== Given instruction ==
Retype the rows from the start of the records through the line containing "grain-number: 11 (337, 674, 351, 685)", both ends included, keeping every character identical.

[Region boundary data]
>>>>>

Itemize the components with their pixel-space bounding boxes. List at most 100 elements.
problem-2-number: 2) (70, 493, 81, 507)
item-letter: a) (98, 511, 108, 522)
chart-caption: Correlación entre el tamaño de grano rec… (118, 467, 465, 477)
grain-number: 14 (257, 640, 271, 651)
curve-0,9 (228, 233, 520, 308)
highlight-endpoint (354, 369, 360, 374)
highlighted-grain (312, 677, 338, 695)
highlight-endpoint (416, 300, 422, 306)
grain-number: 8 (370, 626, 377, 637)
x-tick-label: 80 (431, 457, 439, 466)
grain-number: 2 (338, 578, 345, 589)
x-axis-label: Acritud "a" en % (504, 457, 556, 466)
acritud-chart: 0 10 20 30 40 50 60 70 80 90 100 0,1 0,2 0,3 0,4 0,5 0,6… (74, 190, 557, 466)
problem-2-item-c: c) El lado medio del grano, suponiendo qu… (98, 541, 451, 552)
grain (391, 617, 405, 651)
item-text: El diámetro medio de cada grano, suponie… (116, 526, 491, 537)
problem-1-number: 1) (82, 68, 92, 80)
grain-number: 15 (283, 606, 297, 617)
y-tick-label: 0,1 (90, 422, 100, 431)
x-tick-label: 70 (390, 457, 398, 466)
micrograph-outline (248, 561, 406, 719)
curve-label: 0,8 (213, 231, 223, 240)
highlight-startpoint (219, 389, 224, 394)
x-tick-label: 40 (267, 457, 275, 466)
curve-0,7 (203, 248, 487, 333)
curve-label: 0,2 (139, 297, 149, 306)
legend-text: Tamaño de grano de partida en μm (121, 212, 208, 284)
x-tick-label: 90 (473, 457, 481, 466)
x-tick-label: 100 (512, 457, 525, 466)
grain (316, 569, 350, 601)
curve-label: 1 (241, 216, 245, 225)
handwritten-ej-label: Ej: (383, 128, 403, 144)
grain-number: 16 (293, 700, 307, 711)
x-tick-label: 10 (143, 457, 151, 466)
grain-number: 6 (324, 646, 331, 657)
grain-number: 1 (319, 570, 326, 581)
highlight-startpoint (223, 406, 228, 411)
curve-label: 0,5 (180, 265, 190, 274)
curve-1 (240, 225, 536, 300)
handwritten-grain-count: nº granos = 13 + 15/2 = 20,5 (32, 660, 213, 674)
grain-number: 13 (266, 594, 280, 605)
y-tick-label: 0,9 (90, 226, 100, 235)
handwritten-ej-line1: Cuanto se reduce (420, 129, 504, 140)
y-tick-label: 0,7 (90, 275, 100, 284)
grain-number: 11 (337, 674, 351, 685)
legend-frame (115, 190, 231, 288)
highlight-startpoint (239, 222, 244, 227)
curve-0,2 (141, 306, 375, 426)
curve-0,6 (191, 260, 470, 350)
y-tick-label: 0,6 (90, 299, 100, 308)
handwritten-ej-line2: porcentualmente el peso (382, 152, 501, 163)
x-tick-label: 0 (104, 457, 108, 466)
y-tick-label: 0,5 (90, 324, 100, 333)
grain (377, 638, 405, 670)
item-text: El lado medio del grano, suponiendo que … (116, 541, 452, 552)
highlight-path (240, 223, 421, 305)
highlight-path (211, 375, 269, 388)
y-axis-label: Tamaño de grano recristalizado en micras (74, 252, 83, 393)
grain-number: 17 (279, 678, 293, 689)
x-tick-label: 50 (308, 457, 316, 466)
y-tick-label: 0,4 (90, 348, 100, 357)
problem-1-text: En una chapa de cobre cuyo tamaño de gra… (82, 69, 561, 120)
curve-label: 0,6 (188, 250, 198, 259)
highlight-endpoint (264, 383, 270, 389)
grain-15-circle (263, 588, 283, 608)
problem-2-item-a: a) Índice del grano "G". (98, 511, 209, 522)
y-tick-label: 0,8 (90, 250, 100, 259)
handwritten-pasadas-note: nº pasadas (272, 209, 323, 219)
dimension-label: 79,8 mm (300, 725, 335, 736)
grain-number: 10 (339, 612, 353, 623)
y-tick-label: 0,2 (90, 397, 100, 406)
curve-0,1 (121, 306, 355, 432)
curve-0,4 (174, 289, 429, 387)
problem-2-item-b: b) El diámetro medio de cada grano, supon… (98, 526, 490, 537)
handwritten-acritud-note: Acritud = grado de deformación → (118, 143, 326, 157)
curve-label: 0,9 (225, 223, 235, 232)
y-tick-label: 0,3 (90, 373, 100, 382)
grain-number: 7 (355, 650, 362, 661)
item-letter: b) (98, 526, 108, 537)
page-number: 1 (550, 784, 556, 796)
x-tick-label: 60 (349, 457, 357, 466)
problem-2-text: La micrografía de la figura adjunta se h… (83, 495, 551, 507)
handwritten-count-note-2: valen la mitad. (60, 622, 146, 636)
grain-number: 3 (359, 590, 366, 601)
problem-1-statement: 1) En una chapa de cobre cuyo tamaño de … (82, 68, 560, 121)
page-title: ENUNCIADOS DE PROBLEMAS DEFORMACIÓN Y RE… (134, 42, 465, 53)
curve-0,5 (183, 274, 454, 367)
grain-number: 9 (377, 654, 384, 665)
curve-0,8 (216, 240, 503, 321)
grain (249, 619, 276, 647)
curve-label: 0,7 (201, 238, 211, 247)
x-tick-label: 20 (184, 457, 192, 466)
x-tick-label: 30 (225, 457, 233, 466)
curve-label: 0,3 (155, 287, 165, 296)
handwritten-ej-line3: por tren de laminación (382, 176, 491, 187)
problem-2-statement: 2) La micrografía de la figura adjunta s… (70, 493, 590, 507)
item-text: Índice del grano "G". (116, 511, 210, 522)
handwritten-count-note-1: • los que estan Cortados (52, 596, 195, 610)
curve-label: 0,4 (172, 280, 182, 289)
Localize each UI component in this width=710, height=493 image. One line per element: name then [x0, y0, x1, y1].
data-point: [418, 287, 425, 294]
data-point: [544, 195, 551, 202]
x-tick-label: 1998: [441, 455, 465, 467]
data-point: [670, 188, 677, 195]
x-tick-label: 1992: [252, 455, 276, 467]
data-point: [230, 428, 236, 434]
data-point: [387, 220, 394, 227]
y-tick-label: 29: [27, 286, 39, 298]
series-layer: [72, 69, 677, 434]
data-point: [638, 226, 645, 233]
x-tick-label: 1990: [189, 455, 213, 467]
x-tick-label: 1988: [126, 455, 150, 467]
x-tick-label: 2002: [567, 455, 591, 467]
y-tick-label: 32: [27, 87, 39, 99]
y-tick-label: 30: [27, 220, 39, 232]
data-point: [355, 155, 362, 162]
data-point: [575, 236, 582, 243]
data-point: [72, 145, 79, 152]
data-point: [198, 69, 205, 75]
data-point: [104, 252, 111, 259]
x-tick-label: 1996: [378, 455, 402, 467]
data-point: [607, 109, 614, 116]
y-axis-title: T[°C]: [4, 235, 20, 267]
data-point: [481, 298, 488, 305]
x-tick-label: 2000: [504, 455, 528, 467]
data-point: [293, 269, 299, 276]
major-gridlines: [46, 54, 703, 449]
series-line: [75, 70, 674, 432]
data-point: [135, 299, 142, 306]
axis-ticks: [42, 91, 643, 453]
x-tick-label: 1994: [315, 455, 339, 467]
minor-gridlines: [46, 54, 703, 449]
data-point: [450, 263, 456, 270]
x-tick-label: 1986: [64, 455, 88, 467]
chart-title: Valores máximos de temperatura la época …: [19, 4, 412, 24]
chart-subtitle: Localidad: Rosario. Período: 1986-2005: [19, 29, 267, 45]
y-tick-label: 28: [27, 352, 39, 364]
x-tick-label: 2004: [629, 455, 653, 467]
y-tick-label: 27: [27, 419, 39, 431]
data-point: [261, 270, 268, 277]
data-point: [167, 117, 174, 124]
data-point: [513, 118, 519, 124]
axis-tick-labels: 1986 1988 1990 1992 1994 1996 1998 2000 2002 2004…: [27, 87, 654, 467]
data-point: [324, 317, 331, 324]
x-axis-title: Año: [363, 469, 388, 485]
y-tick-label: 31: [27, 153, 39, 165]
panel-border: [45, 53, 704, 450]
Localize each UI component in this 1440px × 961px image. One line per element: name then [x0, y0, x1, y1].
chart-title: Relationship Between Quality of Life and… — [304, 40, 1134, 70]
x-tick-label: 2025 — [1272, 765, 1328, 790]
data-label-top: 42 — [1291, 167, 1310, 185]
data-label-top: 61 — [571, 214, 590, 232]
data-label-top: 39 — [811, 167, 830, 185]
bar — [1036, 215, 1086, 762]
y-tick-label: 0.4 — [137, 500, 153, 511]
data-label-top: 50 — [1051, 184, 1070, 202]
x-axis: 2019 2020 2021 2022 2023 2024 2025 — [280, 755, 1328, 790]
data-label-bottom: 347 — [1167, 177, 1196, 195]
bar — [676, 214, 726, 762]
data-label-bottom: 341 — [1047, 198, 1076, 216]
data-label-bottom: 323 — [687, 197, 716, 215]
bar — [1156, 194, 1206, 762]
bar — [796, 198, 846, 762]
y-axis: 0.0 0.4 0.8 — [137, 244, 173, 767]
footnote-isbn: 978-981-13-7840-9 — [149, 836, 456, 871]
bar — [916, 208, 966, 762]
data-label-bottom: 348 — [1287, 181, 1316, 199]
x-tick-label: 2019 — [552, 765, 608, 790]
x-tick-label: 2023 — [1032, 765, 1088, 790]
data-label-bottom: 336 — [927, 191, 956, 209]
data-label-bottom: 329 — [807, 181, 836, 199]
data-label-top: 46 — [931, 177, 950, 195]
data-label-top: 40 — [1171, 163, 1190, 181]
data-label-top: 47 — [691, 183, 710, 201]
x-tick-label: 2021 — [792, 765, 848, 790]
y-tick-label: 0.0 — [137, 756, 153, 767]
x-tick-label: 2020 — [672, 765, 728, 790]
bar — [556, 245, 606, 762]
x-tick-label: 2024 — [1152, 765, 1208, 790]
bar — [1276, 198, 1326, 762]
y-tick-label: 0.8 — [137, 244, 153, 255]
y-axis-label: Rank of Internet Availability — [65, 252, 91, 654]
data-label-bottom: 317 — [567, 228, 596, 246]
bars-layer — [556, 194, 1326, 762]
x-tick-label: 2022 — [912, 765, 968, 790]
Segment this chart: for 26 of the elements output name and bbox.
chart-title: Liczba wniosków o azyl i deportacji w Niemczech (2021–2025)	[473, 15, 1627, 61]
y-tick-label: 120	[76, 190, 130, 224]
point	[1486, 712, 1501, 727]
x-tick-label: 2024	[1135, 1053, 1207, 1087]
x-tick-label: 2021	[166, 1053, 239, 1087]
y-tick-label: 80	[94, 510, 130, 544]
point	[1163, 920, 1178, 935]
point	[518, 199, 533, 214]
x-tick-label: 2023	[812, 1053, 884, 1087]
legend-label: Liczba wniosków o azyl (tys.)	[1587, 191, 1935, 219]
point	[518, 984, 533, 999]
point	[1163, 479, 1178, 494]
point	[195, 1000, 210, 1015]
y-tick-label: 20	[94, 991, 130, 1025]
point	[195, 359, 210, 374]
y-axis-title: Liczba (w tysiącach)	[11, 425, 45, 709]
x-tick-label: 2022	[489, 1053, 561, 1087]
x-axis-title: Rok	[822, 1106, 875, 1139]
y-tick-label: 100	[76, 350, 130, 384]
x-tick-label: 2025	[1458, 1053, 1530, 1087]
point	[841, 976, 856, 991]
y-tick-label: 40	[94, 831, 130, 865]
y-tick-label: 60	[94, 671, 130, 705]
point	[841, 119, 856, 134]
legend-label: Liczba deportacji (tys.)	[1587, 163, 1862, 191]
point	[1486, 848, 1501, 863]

<<<<<

== Correct response ==
Itemize the components with their pixel-space bounding boxes. List at most 100 elements.
problem-2-number: 2) (70, 493, 81, 507)
item-letter: a) (98, 511, 108, 522)
chart-caption: Correlación entre el tamaño de grano rec… (118, 467, 465, 477)
grain-number: 14 (257, 640, 271, 651)
curve-0,9 (228, 233, 520, 308)
highlight-endpoint (354, 369, 360, 374)
highlighted-grain (312, 677, 338, 695)
highlight-endpoint (416, 300, 422, 306)
grain-number: 8 (370, 626, 377, 637)
x-tick-label: 80 (431, 457, 439, 466)
grain-number: 2 (338, 578, 345, 589)
x-axis-label: Acritud "a" en % (504, 457, 556, 466)
acritud-chart: 0 10 20 30 40 50 60 70 80 90 100 0,1 0,2 0,3 0,4 0,5 0,6… (74, 190, 557, 466)
problem-2-item-c: c) El lado medio del grano, suponiendo qu… (98, 541, 451, 552)
grain (391, 617, 405, 651)
item-text: El diámetro medio de cada grano, suponie… (116, 526, 491, 537)
problem-1-number: 1) (82, 68, 92, 80)
grain-number: 15 (283, 606, 297, 617)
y-tick-label: 0,1 (90, 422, 100, 431)
x-tick-label: 70 (390, 457, 398, 466)
micrograph-outline (248, 561, 406, 719)
curve-label: 0,8 (213, 231, 223, 240)
highlight-startpoint (219, 389, 224, 394)
x-tick-label: 40 (267, 457, 275, 466)
curve-0,7 (203, 248, 487, 333)
curve-label: 0,2 (139, 297, 149, 306)
legend-text: Tamaño de grano de partida en μm (121, 212, 208, 284)
x-tick-label: 90 (473, 457, 481, 466)
x-tick-label: 100 (512, 457, 525, 466)
grain (316, 569, 350, 601)
curve-label: 1 (241, 216, 245, 225)
handwritten-ej-label: Ej: (383, 128, 403, 144)
grain-number: 16 (293, 700, 307, 711)
x-tick-label: 10 (143, 457, 151, 466)
grain-number: 6 (324, 646, 331, 657)
grain-number: 1 (319, 570, 326, 581)
highlight-startpoint (223, 406, 228, 411)
curve-label: 0,5 (180, 265, 190, 274)
curve-1 (240, 225, 536, 300)
handwritten-grain-count: nº granos = 13 + 15/2 = 20,5 (32, 660, 213, 674)
grain-number: 13 (266, 594, 280, 605)
y-tick-label: 0,9 (90, 226, 100, 235)
handwritten-ej-line1: Cuanto se reduce (420, 129, 504, 140)
y-tick-label: 0,7 (90, 275, 100, 284)
grain-number: 11 (337, 674, 351, 685)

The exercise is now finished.